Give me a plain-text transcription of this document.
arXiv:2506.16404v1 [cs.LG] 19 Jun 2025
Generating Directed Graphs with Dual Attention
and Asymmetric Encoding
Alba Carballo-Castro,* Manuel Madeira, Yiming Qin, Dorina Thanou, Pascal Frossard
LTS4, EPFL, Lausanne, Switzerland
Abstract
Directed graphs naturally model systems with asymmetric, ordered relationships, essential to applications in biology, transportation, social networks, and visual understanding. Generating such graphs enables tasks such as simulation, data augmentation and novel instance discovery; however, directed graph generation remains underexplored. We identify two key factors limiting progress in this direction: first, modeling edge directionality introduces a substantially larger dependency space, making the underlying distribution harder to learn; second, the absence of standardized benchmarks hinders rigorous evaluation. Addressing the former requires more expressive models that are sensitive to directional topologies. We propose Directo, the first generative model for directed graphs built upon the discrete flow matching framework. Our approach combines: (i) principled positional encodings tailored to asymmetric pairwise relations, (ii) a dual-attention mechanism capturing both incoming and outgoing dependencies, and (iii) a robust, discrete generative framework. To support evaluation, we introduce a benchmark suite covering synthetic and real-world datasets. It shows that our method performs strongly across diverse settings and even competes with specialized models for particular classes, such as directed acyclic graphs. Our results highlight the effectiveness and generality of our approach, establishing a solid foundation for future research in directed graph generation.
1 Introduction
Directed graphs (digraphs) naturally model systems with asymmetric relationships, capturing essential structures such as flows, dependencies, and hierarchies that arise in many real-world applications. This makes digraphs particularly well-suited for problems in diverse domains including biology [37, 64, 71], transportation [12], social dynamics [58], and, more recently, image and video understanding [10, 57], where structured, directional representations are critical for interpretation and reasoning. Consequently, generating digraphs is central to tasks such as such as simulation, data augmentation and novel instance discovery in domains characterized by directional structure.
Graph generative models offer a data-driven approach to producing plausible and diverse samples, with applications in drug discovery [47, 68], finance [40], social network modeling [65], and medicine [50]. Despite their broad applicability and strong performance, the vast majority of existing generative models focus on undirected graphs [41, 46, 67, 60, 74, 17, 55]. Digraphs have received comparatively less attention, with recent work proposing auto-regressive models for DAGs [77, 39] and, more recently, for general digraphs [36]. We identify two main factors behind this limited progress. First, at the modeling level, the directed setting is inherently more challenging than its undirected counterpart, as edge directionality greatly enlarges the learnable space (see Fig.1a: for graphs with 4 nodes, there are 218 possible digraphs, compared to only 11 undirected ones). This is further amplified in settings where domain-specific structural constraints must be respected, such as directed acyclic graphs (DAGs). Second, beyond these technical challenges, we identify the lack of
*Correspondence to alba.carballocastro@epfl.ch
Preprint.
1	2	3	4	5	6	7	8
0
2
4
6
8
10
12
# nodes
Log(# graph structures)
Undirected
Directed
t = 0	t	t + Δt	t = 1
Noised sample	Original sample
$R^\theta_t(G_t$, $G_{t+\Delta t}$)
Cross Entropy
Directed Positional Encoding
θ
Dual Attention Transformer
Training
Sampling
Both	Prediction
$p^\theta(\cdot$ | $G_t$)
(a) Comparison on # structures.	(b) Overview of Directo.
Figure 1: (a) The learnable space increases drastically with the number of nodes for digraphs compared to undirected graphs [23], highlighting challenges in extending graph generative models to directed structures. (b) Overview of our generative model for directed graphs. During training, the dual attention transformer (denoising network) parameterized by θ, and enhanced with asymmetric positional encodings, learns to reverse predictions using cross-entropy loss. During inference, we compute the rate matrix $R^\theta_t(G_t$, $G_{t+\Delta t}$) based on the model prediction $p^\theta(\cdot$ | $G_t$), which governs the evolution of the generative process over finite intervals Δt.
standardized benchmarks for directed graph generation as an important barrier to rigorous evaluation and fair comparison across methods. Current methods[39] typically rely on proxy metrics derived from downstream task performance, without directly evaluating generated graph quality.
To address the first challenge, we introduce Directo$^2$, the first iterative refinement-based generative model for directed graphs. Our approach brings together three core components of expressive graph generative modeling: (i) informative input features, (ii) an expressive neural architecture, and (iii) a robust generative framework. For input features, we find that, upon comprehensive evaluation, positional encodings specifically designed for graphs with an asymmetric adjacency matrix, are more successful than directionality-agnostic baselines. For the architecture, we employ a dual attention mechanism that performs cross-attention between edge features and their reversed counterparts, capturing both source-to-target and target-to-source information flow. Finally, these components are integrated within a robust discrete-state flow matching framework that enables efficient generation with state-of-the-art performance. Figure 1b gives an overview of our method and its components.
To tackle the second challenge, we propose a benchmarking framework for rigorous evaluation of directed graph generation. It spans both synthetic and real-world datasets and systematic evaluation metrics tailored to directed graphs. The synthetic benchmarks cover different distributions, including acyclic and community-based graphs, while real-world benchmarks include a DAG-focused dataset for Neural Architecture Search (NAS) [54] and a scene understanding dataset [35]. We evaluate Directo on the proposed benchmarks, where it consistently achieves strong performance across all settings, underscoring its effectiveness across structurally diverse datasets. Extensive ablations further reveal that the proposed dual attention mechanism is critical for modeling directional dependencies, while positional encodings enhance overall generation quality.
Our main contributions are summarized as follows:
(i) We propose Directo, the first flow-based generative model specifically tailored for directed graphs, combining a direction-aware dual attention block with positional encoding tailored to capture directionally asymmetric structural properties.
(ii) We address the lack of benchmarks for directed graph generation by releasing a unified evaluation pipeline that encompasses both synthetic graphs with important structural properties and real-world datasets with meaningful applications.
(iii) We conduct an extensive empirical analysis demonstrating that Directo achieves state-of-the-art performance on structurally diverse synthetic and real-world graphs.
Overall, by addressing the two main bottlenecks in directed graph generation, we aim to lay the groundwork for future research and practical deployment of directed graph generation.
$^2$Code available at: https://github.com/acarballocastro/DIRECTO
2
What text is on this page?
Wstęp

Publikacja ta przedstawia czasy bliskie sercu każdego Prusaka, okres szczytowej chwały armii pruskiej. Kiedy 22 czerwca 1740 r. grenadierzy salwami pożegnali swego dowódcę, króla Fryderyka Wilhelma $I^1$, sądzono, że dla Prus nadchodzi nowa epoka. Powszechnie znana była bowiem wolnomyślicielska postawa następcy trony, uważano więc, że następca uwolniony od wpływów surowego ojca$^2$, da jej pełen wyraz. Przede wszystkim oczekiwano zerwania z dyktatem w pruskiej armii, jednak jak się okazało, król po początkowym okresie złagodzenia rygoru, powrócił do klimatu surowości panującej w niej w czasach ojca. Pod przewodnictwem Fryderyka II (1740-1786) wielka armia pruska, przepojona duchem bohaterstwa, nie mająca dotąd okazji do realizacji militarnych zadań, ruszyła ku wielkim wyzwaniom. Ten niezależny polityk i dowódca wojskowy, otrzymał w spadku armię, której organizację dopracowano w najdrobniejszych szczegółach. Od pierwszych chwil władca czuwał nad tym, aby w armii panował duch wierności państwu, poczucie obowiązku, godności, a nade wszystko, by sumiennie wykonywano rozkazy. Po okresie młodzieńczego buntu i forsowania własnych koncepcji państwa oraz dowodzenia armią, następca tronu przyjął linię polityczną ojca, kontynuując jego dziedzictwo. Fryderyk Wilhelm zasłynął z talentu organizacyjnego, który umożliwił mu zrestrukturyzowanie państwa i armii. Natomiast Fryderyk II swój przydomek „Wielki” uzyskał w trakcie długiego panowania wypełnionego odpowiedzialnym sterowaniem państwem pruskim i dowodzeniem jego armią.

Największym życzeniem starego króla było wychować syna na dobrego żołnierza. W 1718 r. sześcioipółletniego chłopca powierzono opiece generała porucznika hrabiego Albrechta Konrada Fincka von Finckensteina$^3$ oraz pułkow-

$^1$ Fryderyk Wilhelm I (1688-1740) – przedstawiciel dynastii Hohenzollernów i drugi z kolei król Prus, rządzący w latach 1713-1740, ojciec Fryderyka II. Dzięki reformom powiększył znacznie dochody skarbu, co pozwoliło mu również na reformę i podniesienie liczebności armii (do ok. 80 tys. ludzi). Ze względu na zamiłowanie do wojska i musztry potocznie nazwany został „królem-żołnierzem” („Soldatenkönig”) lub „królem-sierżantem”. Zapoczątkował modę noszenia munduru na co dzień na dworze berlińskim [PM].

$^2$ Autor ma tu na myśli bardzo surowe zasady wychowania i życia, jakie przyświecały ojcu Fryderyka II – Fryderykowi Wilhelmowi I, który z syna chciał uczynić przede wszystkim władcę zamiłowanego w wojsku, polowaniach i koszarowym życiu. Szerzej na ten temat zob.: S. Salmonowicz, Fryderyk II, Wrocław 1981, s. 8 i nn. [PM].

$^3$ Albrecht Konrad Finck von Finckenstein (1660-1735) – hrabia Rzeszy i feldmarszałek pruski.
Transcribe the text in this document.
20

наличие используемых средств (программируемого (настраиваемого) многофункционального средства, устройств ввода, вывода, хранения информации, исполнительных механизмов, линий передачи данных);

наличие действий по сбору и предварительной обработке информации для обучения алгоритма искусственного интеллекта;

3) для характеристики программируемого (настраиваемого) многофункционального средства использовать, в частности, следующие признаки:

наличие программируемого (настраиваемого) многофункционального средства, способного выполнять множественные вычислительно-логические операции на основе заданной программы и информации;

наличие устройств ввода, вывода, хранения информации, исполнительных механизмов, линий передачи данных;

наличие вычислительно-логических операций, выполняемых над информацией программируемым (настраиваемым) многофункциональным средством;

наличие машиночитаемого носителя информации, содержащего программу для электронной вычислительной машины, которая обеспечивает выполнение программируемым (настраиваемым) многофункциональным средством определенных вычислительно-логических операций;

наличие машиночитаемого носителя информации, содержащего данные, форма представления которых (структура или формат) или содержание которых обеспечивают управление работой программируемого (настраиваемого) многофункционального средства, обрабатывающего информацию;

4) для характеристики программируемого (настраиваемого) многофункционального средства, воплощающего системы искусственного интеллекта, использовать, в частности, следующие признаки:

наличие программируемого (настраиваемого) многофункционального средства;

········

■ **WHAT NEEDS TO BE DONE**: For each line in the data above that contains the string "вывода", extract the line.

■ **SOLUTION TO THE PROBLEM**:
наличие используемых средств (программируемого (настраиваемого) многофункционального средства, устройств ввода, вывода, хранения информации, исполнительных механизмов, линий передачи данных);
наличие устройств ввода, вывода, хранения информации, исполнительных механизмов, линий передачи данных;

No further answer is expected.